*Problem to solve:* Repeat the full listing below verbatim and keep the images out.

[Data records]
━━━━━━━━━━

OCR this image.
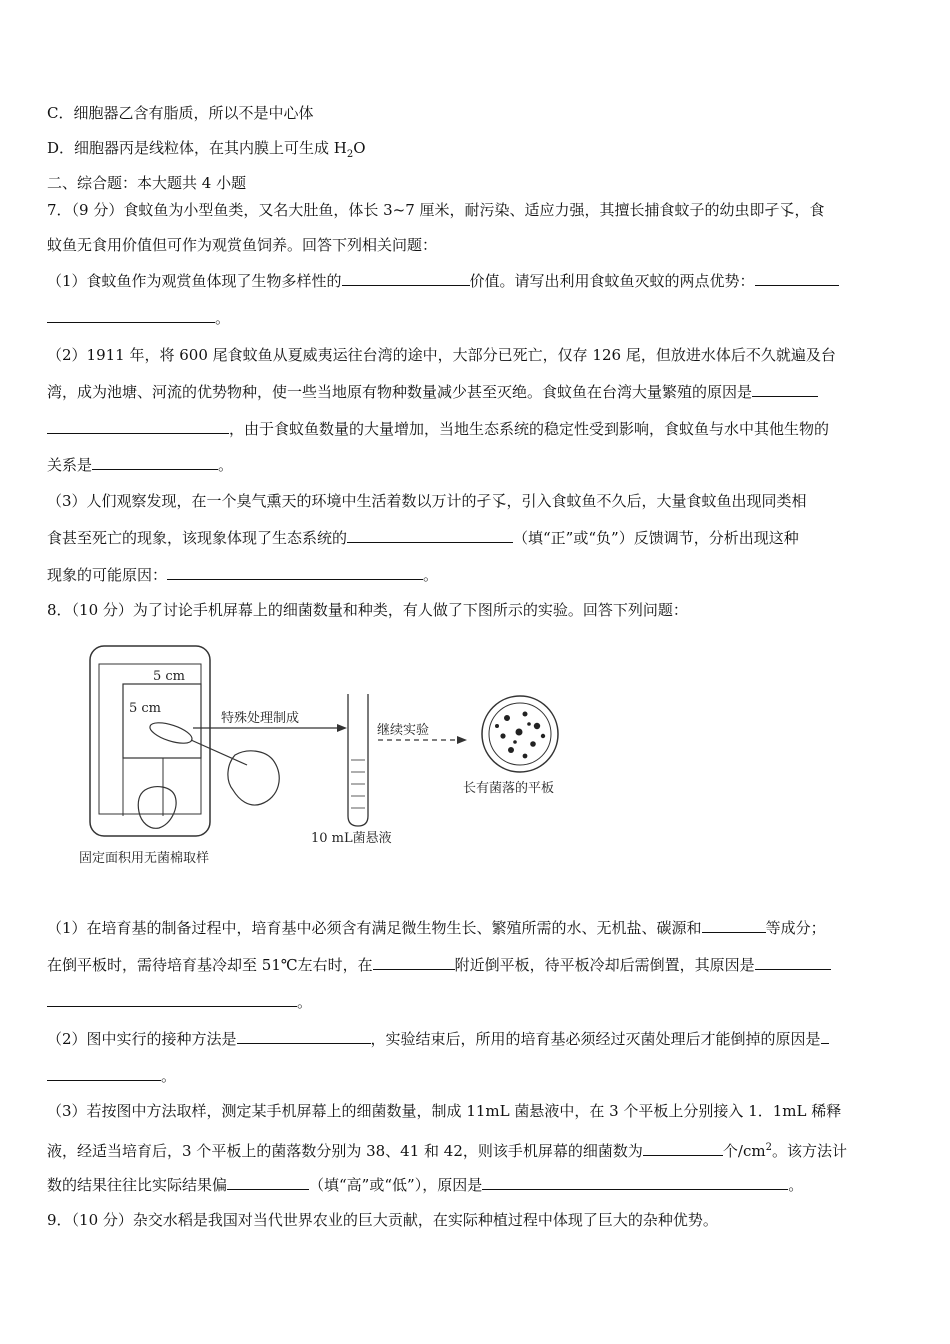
C．细胞器乙含有脂质，所以不是中心体
D．细胞器丙是线粒体，在其内膜上可生成 $H_2O$
二、综合题：本大题共 4 小题
7．（9 分）食蚊鱼为小型鱼类，又名大肚鱼，体长 3~7 厘米，耐污染、适应力强，其擅长捕食蚊子的幼虫即孑孓，食
蚊鱼无食用价值但可作为观赏鱼饲养。回答下列相关问题：
（1）食蚊鱼作为观赏鱼体现了生物多样性的	价值。请写出利用食蚊鱼灭蚊的两点优势：
。
（2）1911 年，将 600 尾食蚊鱼从夏威夷运往台湾的途中，大部分已死亡，仅存 126 尾，但放进水体后不久就遍及台
湾，成为池塘、河流的优势物种，使一些当地原有物种数量减少甚至灭绝。食蚊鱼在台湾大量繁殖的原因是
，由于食蚊鱼数量的大量增加，当地生态系统的稳定性受到影响，食蚊鱼与水中其他生物的
关系是	。
（3）人们观察发现，在一个臭气熏天的环境中生活着数以万计的孑孓，引入食蚊鱼不久后，大量食蚊鱼出现同类相
食甚至死亡的现象，该现象体现了生态系统的	（填“正”或“负”）反馈调节，分析出现这种
现象的可能原因：	。
8．（10 分）为了讨论手机屏幕上的细菌数量和种类，有人做了下图所示的实验。回答下列问题：
5 cm
5 cm
特殊处理制成
10 mL菌悬液
继续实验
长有菌落的平板
固定面积用无菌棉取样
（1）在培育基的制备过程中，培育基中必须含有满足微生物生长、繁殖所需的水、无机盐、碳源和	等成分；
在倒平板时，需待培育基冷却至 51℃左右时，在	附近倒平板，待平板冷却后需倒置，其原因是
。
（2）图中实行的接种方法是	，实验结束后，所用的培育基必须经过灭菌处理后才能倒掉的原因是
。
（3）若按图中方法取样，测定某手机屏幕上的细菌数量，制成 11mL 菌悬液中，在 3 个平板上分别接入 1．1mL 稀释
液，经适当培育后，3 个平板上的菌落数分别为 38、41 和 42，则该手机屏幕的细菌数为	个$/cm^2$。该方法计
数的结果往往比实际结果偏	（填“高”或“低”），原因是	。
9．（10 分）杂交水稻是我国对当代世界农业的巨大贡献，在实际种植过程中体现了巨大的杂种优势。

━━━━━━━━━━

*Answer to this exercise:*
OCR this image.
C．细胞器乙含有脂质，所以不是中心体
D．细胞器丙是线粒体，在其内膜上可生成 $H_2O$
二、综合题：本大题共 4 小题
7．（9 分）食蚊鱼为小型鱼类，又名大肚鱼，体长 3~7 厘米，耐污染、适应力强，其擅长捕食蚊子的幼虫即孑孓，食
蚊鱼无食用价值但可作为观赏鱼饲养。回答下列相关问题：
（1）食蚊鱼作为观赏鱼体现了生物多样性的	价值。请写出利用食蚊鱼灭蚊的两点优势：
。
（2）1911 年，将 600 尾食蚊鱼从夏威夷运往台湾的途中，大部分已死亡，仅存 126 尾，但放进水体后不久就遍及台
湾，成为池塘、河流的优势物种，使一些当地原有物种数量减少甚至灭绝。食蚊鱼在台湾大量繁殖的原因是
，由于食蚊鱼数量的大量增加，当地生态系统的稳定性受到影响，食蚊鱼与水中其他生物的
关系是	。
（3）人们观察发现，在一个臭气熏天的环境中生活着数以万计的孑孓，引入食蚊鱼不久后，大量食蚊鱼出现同类相
食甚至死亡的现象，该现象体现了生态系统的	（填“正”或“负”）反馈调节，分析出现这种
现象的可能原因：	。
8．（10 分）为了讨论手机屏幕上的细菌数量和种类，有人做了下图所示的实验。回答下列问题：
5 cm
5 cm
特殊处理制成
10 mL菌悬液
继续实验
长有菌落的平板
固定面积用无菌棉取样
（1）在培育基的制备过程中，培育基中必须含有满足微生物生长、繁殖所需的水、无机盐、碳源和	等成分；
在倒平板时，需待培育基冷却至 51℃左右时，在	附近倒平板，待平板冷却后需倒置，其原因是
。
（2）图中实行的接种方法是	，实验结束后，所用的培育基必须经过灭菌处理后才能倒掉的原因是
。
（3）若按图中方法取样，测定某手机屏幕上的细菌数量，制成 11mL 菌悬液中，在 3 个平板上分别接入 1．1mL 稀释
液，经适当培育后，3 个平板上的菌落数分别为 38、41 和 42，则该手机屏幕的细菌数为	个$/cm^2$。该方法计
数的结果往往比实际结果偏	（填“高”或“低”），原因是	。
9．（10 分）杂交水稻是我国对当代世界农业的巨大贡献，在实际种植过程中体现了巨大的杂种优势。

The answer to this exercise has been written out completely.